Make an exact copy of the entries below.

▸ Items listed in a dataset:
* * * *
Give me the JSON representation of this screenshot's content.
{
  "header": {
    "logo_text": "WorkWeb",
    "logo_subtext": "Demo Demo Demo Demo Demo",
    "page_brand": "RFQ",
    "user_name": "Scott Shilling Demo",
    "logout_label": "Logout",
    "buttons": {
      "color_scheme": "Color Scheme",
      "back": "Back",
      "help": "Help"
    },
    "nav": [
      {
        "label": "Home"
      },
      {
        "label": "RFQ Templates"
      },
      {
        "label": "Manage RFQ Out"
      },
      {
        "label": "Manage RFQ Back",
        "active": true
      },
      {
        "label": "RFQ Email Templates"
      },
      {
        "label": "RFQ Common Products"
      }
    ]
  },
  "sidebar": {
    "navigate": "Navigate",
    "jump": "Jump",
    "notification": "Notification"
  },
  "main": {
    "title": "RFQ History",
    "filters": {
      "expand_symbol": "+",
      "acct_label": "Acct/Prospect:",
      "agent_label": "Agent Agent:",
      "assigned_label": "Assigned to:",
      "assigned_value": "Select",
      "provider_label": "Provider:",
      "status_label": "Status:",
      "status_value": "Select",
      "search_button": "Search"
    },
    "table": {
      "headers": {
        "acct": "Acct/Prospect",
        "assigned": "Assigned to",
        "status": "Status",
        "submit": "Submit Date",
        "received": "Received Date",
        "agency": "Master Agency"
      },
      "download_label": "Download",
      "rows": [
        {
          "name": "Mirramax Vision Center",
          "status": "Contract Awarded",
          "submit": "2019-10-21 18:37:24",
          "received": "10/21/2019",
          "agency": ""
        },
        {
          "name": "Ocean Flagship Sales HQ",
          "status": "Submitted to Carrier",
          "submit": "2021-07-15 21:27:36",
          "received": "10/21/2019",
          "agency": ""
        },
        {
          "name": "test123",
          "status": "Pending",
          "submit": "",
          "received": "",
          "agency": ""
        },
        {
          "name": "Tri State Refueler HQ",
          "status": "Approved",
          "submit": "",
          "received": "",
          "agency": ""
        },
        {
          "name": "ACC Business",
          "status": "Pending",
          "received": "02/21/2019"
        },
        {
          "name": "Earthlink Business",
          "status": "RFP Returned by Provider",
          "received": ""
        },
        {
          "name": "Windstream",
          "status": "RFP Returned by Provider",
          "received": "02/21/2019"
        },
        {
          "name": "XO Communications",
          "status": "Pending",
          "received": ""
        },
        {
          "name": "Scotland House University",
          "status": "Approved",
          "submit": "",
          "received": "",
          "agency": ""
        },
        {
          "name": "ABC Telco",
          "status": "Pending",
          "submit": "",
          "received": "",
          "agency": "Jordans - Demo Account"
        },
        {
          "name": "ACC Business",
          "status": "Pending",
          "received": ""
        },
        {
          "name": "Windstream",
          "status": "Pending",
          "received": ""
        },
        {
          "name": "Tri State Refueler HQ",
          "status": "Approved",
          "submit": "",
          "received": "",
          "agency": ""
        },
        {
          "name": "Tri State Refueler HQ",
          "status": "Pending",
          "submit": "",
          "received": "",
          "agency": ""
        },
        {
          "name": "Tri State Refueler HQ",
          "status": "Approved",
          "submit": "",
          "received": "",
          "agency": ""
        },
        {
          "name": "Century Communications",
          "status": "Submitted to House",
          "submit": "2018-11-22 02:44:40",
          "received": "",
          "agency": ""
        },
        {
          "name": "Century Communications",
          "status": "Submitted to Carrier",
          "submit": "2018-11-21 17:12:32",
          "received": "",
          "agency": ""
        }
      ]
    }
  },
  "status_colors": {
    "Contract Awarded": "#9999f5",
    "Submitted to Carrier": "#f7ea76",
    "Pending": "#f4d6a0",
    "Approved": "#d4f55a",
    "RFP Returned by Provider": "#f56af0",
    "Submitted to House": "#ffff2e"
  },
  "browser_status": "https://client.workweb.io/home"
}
* * * *
▸ Problem solution:
Give me the JSON representation of this screenshot's content.
{
  "header": {
    "logo_text": "WorkWeb",
    "logo_subtext": "Demo Demo Demo Demo Demo",
    "page_brand": "RFQ",
    "user_name": "Scott Shilling Demo",
    "logout_label": "Logout",
    "buttons": {
      "color_scheme": "Color Scheme",
      "back": "Back",
      "help": "Help"
    },
    "nav": [
      {
        "label": "Home"
      },
      {
        "label": "RFQ Templates"
      },
      {
        "label": "Manage RFQ Out"
      },
      {
        "label": "Manage RFQ Back",
        "active": true
      },
      {
        "label": "RFQ Email Templates"
      },
      {
        "label": "RFQ Common Products"
      }
    ]
  },
  "sidebar": {
    "navigate": "Navigate",
    "jump": "Jump",
    "notification": "Notification"
  },
  "main": {
    "title": "RFQ History",
    "filters": {
      "expand_symbol": "+",
      "acct_label": "Acct/Prospect:",
      "agent_label": "Agent Agent:",
      "assigned_label": "Assigned to:",
      "assigned_value": "Select",
      "provider_label": "Provider:",
      "status_label": "Status:",
      "status_value": "Select",
      "search_button": "Search"
    },
    "table": {
      "headers": {
        "acct": "Acct/Prospect",
        "assigned": "Assigned to",
        "status": "Status",
        "submit": "Submit Date",
        "received": "Received Date",
        "agency": "Master Agency"
      },
      "download_label": "Download",
      "rows": [
        {
          "name": "Mirramax Vision Center",
          "status": "Contract Awarded",
          "submit": "2019-10-21 18:37:24",
          "received": "10/21/2019",
          "agency": ""
        },
        {
          "name": "Ocean Flagship Sales HQ",
          "status": "Submitted to Carrier",
          "submit": "2021-07-15 21:27:36",
          "received": "10/21/2019",
          "agency": ""
        },
        {
          "name": "test123",
          "status": "Pending",
          "submit": "",
          "received": "",
          "agency": ""
        },
        {
          "name": "Tri State Refueler HQ",
          "status": "Approved",
          "submit": "",
          "received": "",
          "agency": ""
        },
        {
          "name": "ACC Business",
          "status": "Pending",
          "received": "02/21/2019"
        },
        {
          "name": "Earthlink Business",
          "status": "RFP Returned by Provider",
          "received": ""
        },
        {
          "name": "Windstream",
          "status": "RFP Returned by Provider",
          "received": "02/21/2019"
        },
        {
          "name": "XO Communications",
          "status": "Pending",
          "received": ""
        },
        {
          "name": "Scotland House University",
          "status": "Approved",
          "submit": "",
          "received": "",
          "agency": ""
        },
        {
          "name": "ABC Telco",
          "status": "Pending",
          "submit": "",
          "received": "",
          "agency": "Jordans - Demo Account"
        },
        {
          "name": "ACC Business",
          "status": "Pending",
          "received": ""
        },
        {
          "name": "Windstream",
          "status": "Pending",
          "received": ""
        },
        {
          "name": "Tri State Refueler HQ",
          "status": "Approved",
          "submit": "",
          "received": "",
          "agency": ""
        },
        {
          "name": "Tri State Refueler HQ",
          "status": "Pending",
          "submit": "",
          "received": "",
          "agency": ""
        },
        {
          "name": "Tri State Refueler HQ",
          "status": "Approved",
          "submit": "",
          "received": "",
          "agency": ""
        },
        {
          "name": "Century Communications",
          "status": "Submitted to House",
          "submit": "2018-11-22 02:44:40",
          "received": "",
          "agency": ""
        },
        {
          "name": "Century Communications",
          "status": "Submitted to Carrier",
          "submit": "2018-11-21 17:12:32",
          "received": "",
          "agency": ""
        }
      ]
    }
  },
  "status_colors": {
    "Contract Awarded": "#9999f5",
    "Submitted to Carrier": "#f7ea76",
    "Pending": "#f4d6a0",
    "Approved": "#d4f55a",
    "RFP Returned by Provider": "#f56af0",
    "Submitted to House": "#ffff2e"
  },
  "browser_status": "https://client.workweb.io/home"
}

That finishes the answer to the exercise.